■ Direction: Below are the records. Gather each line that holds "Position".

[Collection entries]
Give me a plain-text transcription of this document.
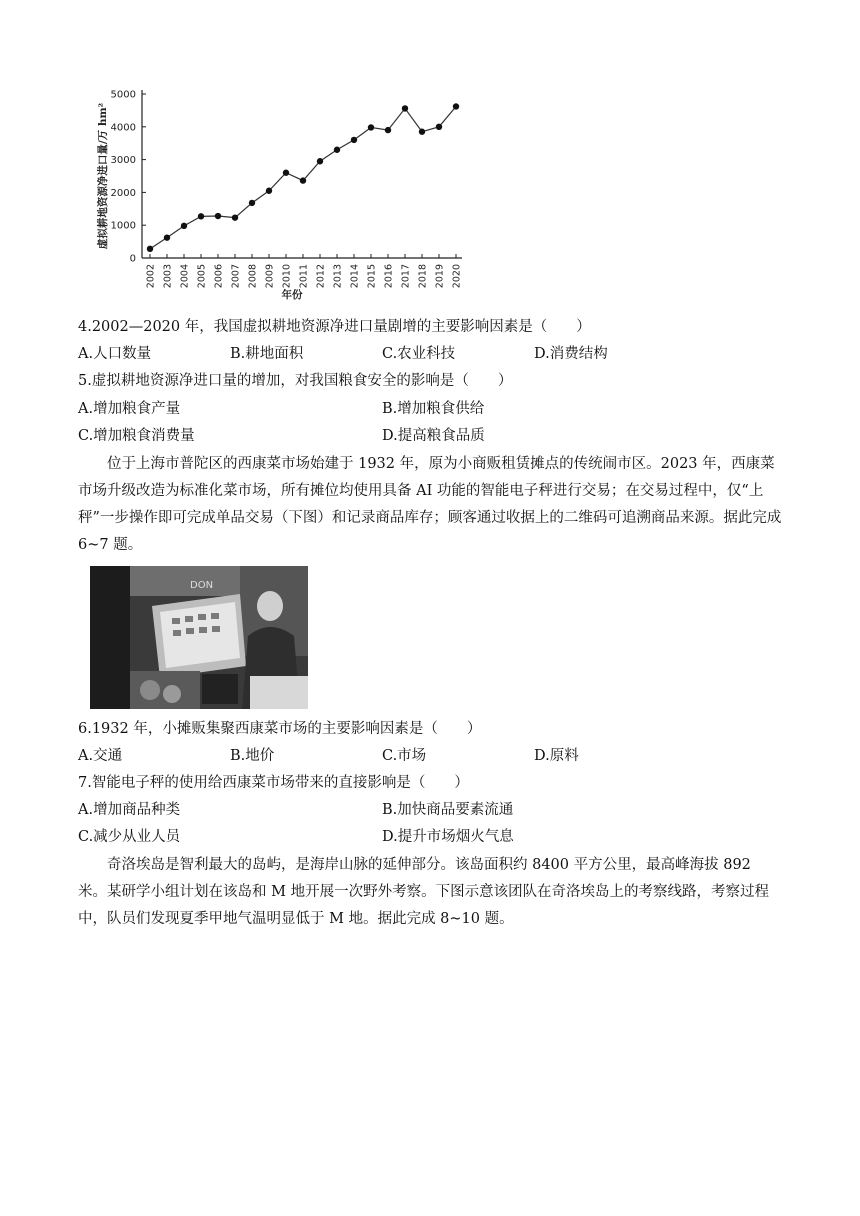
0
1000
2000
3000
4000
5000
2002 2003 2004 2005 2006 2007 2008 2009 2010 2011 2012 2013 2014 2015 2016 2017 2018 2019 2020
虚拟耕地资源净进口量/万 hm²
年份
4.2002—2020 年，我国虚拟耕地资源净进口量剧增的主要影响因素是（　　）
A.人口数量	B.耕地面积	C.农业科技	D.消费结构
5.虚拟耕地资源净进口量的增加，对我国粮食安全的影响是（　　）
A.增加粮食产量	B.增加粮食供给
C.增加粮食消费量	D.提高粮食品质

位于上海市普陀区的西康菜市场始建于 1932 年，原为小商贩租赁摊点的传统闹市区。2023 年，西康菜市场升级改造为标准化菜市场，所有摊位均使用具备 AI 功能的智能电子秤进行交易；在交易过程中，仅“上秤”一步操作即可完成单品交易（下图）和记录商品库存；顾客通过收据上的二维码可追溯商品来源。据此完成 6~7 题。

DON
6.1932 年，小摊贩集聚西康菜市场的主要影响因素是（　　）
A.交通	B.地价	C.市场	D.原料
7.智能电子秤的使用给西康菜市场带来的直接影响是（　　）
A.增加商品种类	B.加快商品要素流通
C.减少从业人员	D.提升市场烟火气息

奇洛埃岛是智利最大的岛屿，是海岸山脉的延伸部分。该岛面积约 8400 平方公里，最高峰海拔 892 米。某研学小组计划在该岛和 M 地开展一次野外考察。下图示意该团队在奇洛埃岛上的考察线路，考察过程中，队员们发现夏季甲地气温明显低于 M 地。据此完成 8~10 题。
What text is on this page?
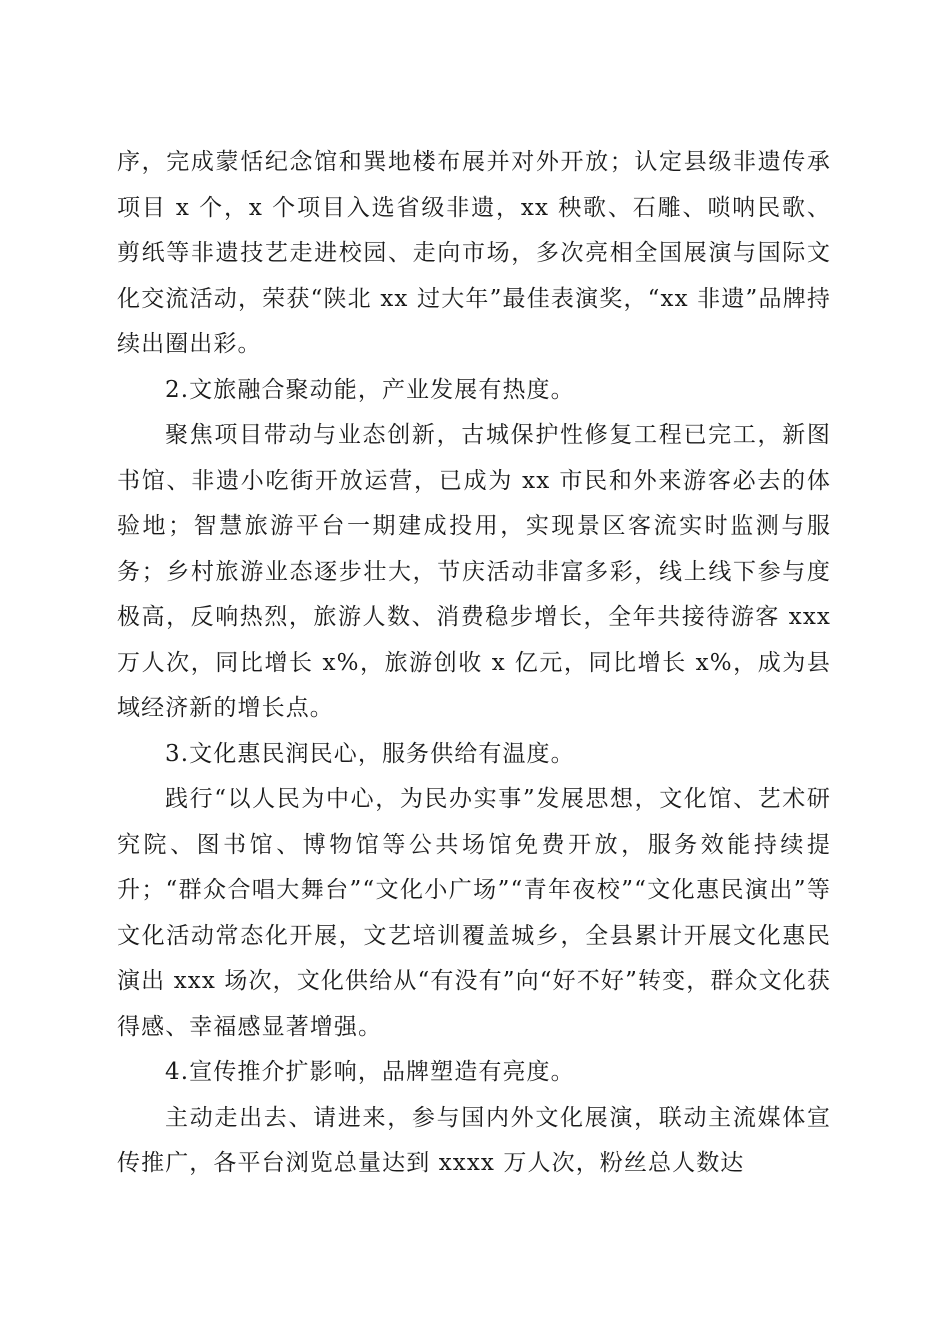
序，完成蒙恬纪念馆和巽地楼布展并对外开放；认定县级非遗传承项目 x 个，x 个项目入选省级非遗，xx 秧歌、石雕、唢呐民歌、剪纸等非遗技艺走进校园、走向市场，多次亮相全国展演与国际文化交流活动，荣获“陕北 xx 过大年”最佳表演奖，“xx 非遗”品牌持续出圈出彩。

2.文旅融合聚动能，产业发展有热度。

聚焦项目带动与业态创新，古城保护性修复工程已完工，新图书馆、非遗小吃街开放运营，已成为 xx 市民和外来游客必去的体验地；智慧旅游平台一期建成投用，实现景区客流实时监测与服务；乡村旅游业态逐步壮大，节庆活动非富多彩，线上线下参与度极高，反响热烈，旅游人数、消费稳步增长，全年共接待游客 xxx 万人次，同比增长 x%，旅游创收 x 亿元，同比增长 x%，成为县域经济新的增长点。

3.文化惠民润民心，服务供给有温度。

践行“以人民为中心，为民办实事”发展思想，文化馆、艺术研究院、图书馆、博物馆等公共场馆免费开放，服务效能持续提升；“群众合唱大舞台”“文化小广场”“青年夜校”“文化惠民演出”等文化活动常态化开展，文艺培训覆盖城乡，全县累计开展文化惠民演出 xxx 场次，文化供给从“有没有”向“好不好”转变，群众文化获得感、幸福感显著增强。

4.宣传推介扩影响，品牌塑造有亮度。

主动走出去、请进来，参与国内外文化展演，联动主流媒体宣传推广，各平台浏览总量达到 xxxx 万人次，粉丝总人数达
---
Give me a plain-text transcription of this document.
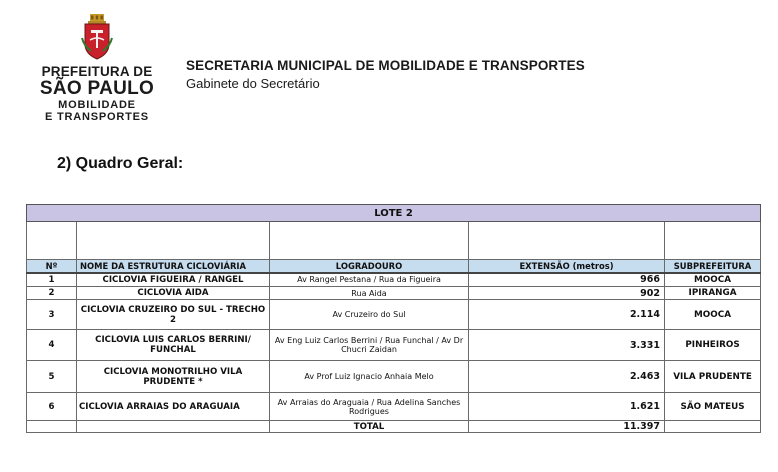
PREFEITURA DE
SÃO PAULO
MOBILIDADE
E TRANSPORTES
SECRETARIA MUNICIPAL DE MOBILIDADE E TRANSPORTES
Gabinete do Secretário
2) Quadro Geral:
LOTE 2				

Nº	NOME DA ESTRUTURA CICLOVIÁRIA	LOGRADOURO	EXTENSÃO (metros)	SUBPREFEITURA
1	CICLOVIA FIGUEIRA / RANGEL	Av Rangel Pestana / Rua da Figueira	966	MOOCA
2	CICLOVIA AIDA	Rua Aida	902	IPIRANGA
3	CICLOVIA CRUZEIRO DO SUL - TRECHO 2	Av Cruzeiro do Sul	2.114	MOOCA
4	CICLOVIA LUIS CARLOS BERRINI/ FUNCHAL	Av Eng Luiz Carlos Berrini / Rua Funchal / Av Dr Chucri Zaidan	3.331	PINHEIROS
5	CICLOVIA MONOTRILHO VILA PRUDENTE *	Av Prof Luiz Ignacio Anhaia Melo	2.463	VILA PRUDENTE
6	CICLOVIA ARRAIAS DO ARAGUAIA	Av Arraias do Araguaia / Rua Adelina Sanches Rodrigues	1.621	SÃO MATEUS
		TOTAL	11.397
---
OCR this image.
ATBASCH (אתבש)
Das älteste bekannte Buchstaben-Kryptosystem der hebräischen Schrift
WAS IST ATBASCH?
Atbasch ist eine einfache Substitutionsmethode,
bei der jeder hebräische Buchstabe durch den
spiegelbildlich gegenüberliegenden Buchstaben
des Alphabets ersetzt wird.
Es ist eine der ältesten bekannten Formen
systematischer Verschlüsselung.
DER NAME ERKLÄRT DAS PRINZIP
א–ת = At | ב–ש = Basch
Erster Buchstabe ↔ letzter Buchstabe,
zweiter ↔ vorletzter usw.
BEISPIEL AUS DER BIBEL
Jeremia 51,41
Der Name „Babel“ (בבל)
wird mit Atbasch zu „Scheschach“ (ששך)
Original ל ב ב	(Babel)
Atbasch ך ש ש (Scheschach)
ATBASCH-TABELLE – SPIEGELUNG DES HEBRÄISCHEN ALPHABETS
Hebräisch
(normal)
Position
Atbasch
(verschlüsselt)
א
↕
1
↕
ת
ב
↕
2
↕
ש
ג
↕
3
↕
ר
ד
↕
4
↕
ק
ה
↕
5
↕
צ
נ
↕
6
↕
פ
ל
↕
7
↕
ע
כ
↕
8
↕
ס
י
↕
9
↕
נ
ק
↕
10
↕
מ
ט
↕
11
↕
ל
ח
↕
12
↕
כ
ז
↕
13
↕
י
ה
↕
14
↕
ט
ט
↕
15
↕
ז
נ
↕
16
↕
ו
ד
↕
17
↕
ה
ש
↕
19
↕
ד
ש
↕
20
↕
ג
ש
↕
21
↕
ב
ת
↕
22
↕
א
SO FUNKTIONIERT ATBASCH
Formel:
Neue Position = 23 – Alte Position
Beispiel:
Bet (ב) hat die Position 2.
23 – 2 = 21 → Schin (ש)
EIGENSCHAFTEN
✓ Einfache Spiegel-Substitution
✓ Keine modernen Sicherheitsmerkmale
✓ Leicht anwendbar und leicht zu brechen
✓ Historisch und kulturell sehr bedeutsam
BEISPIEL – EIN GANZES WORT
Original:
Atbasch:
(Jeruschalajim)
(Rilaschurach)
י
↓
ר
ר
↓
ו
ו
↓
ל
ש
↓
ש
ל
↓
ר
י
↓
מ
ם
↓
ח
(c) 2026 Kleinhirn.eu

■ Output below:
Position
Neue Position = 23 – Alte Position
Bet (ב) hat die Position 2.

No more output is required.